# How old is too old?



## Sylvie (Feb 18, 2013)

This last weekend my family thought of training a pack/harness goat. I've done a lot of "homework" on the subject in the past, but never started. 
My candidates are our 6 month Sannen/LaMancha doeling and 2 month ND doeling. I know the ND will probably be too small, but we thought our Muchie would like a training buddy. 
Is she (LaMancha) too old? She's quite the diva, runs like a race horse, and will most likely turn herd queen once she gets a little more size. I don't know if these are bad qualities in a working goat?? 

We thought if nothing else, we could train them to take to the park and beach and stuff...

Thanks in advance!


----------



## goathiker (Apr 14, 2011)

6 months is a great time to start. I have found that bottle babies are easier then dam fed kids. Both types can be trained though. It seems as if the very best pack goats are the the biggest pain in the rear at home. That 'get it done' attitude is was makes them good working animals. 
Do be aware that a doe in heat will attract buck deer. A rutting buck deer can be danerous and will hurt you to get to your doe. Be extra careful in the fall.


----------



## Sylvie (Feb 18, 2013)

Thank you! I wasn't quite confident about her, but your answer reassured me 

About the deer, we'll make sure not to go backpacking in the fall.

I'll probably have more questions down the road


----------

> _Entries supplied_:

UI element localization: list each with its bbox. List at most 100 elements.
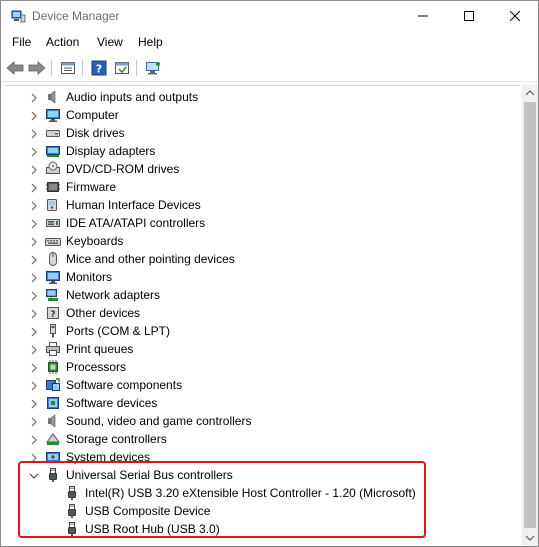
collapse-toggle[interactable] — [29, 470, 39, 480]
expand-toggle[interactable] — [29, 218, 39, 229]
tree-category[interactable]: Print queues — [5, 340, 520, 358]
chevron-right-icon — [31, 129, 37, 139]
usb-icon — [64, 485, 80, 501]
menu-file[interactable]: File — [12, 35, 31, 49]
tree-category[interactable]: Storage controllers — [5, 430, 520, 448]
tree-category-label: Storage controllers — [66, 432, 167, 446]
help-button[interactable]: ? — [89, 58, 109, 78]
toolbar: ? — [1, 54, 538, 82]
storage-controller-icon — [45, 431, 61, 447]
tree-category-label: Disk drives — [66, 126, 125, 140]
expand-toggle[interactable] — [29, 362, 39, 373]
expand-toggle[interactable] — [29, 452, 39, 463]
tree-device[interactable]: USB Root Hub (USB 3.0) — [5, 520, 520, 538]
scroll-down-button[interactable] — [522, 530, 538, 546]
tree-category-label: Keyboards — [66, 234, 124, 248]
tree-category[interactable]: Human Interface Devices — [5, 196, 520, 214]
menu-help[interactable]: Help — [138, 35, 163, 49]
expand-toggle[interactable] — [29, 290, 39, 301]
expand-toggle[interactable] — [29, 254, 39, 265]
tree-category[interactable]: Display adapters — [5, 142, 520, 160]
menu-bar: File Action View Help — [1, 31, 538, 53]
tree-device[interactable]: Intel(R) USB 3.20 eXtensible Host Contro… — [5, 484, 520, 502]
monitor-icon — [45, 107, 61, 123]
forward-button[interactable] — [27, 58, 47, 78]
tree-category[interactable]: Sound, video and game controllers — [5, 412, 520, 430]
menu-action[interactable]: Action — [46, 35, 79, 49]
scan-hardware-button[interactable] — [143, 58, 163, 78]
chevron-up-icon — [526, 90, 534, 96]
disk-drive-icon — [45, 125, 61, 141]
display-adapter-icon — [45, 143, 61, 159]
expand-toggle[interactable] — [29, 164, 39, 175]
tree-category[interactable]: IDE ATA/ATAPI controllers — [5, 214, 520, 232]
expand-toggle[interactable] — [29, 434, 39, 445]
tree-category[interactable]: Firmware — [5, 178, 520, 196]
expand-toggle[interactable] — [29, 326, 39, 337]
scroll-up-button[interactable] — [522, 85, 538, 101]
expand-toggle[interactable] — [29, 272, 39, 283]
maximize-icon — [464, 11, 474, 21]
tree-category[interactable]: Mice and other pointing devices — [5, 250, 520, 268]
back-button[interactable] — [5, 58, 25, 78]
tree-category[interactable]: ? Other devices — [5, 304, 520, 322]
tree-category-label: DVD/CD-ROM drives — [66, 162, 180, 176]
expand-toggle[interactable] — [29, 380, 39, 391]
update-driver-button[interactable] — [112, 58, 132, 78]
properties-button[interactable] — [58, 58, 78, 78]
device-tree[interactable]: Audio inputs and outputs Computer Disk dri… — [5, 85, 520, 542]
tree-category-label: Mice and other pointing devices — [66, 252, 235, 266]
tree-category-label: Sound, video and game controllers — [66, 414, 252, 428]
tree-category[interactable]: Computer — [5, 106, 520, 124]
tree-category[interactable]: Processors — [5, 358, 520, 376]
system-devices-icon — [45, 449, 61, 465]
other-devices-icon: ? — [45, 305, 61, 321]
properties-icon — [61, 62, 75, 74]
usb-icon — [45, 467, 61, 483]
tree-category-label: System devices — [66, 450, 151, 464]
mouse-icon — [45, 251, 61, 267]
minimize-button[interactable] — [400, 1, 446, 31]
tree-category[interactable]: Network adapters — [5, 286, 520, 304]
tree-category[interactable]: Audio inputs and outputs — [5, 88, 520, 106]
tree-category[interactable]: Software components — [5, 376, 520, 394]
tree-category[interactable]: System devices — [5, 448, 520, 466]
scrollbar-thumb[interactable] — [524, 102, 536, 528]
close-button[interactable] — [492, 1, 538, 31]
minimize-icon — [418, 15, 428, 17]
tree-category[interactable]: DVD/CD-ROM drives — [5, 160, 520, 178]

> _Exercises_:
• a. Return, word for word, the passage of the goat-training thread that begins at the words "This last weekend" and stops after the words "a working goat??".
• b. In the records, take the lines beginning at the line that has "collapse-toggle[interactable] — [29, 470, 39, 480]" and stopping after the line that has "usb-icon — [64, 485, 80, 501]". Rewrite only those lines as a JSON list of strings, one string per line and no blank lines.
The forum thread and the records are unrelated to each other.

> _Solutions by task_:
• a.
This last weekend my family thought of training a pack/harness goat. I've done a lot of "homework" on the subject in the past, but never started. 
My candidates are our 6 month Sannen/LaMancha doeling and 2 month ND doeling. I know the ND will probably be too small, but we thought our Muchie would like a training buddy. 
Is she (LaMancha) too old? She's quite the diva, runs like a race horse, and will most likely turn herd queen once she gets a little more size. I don't know if these are bad qualities in a working goat??

• b.
[
  "collapse-toggle[interactable] — [29, 470, 39, 480]",
  "expand-toggle[interactable] — [29, 218, 39, 229]",
  "tree-category[interactable]: Print queues — [5, 340, 520, 358]",
  "chevron-right-icon — [31, 129, 37, 139]",
  "usb-icon — [64, 485, 80, 501]"
]